OBJECTIVE: All lines featuring the string "JSON" are to be listed.
********
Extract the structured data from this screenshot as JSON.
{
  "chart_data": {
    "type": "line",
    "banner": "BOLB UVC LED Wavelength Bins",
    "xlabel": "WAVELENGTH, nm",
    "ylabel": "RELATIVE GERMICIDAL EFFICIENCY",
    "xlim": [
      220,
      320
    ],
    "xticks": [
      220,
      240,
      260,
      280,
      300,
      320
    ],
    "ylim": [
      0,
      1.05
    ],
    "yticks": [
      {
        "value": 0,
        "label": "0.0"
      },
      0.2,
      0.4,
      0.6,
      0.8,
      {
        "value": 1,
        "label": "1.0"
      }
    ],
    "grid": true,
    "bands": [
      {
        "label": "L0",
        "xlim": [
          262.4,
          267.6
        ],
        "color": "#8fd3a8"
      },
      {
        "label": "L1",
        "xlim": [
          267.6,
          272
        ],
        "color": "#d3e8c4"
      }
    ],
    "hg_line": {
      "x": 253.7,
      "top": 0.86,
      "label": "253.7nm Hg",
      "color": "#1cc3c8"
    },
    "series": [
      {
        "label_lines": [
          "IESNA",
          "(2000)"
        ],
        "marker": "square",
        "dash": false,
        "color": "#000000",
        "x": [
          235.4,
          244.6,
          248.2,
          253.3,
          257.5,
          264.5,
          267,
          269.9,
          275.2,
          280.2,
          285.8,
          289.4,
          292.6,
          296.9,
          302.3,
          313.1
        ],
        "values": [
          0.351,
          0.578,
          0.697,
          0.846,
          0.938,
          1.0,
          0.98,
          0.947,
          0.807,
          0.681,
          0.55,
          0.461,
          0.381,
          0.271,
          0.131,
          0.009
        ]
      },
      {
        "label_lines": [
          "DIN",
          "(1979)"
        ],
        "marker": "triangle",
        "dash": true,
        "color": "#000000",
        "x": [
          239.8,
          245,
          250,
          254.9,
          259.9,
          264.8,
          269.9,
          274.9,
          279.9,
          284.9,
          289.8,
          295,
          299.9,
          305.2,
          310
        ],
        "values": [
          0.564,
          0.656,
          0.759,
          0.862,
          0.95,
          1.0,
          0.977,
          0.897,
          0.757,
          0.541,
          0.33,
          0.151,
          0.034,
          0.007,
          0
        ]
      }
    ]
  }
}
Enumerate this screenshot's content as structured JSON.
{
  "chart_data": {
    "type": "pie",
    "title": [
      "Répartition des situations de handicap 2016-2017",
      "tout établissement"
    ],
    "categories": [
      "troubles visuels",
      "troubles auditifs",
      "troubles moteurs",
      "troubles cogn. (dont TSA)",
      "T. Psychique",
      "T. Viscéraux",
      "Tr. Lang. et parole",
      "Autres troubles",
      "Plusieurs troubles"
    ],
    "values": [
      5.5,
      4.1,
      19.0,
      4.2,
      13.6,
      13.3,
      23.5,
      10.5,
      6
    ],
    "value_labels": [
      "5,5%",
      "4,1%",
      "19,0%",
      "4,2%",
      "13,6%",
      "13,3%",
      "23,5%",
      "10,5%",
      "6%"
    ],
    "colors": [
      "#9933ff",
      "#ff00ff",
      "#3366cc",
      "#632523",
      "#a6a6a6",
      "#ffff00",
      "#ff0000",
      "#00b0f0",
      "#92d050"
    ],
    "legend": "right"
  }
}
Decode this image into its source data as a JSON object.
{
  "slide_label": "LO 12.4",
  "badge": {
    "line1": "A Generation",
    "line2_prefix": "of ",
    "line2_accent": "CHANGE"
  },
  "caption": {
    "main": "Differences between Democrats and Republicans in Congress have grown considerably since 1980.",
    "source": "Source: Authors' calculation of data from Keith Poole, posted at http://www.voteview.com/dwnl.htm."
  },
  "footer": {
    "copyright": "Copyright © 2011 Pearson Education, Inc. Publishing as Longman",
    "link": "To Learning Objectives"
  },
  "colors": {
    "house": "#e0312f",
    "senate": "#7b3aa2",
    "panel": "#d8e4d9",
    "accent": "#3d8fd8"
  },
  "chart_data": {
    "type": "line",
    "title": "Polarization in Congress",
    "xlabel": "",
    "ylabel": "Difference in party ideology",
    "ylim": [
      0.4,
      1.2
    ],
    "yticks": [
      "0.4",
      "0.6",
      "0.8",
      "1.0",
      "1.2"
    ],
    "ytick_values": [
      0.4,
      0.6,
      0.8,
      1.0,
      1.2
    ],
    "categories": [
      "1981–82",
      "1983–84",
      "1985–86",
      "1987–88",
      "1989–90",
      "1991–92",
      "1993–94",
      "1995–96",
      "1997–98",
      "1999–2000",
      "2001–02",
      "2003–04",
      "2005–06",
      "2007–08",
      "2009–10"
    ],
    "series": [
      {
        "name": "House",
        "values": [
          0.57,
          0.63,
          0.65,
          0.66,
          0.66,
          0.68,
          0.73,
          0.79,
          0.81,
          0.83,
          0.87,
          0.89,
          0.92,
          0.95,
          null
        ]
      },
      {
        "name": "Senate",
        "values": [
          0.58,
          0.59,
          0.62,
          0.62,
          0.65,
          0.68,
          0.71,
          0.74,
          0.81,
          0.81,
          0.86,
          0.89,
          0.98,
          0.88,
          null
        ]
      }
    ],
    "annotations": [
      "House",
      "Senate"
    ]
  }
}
********
ANSWER BELOW:
Extract the structured data from this screenshot as JSON.
Enumerate this screenshot's content as structured JSON.
Decode this image into its source data as a JSON object.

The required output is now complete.